**Stored data**.
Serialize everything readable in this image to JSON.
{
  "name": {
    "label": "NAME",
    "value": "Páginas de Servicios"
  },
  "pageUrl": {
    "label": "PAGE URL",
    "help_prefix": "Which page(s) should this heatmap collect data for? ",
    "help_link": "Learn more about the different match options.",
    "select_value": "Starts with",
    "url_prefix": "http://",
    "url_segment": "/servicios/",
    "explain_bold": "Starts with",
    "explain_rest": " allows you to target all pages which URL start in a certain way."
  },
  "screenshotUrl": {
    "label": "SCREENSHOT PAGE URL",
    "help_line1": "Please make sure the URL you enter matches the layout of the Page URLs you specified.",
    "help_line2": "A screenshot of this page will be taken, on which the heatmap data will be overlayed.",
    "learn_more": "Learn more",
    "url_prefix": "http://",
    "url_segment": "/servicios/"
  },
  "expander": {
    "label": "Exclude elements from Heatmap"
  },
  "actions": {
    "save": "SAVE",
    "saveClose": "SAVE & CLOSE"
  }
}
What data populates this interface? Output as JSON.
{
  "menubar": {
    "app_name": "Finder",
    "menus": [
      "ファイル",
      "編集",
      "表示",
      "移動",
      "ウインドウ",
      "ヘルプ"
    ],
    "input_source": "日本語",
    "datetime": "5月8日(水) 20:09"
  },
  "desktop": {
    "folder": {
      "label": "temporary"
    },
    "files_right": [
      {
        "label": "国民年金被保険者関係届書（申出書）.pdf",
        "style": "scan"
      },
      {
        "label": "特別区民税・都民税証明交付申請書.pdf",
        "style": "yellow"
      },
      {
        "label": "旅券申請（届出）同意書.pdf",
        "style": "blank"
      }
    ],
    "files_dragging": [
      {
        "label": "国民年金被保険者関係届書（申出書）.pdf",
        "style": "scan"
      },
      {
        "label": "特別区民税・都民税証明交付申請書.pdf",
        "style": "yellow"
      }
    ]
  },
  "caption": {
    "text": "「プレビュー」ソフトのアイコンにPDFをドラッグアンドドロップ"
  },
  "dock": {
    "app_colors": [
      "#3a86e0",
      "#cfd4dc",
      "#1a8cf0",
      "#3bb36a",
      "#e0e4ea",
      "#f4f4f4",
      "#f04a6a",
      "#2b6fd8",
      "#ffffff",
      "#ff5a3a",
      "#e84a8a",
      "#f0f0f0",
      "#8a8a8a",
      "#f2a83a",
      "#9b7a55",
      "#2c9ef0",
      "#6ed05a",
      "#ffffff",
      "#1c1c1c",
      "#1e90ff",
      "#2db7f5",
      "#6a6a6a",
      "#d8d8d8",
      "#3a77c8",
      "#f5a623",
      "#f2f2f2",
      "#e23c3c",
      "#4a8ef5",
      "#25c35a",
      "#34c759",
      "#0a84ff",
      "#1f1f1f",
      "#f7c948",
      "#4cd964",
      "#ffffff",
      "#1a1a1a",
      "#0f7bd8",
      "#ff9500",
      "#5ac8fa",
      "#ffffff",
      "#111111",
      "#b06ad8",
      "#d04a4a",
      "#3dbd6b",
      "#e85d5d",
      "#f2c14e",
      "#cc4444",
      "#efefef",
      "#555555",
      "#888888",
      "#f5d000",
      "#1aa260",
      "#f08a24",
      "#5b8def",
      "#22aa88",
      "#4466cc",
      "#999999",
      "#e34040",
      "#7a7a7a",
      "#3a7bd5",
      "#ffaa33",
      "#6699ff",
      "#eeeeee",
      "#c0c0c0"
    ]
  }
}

**GIVEN TASK**. Check every line of the data, and copy the ones that contain "JSON".

**PROBLEM SOLUTION**.
Serialize everything readable in this image to JSON.
What data populates this interface? Output as JSON.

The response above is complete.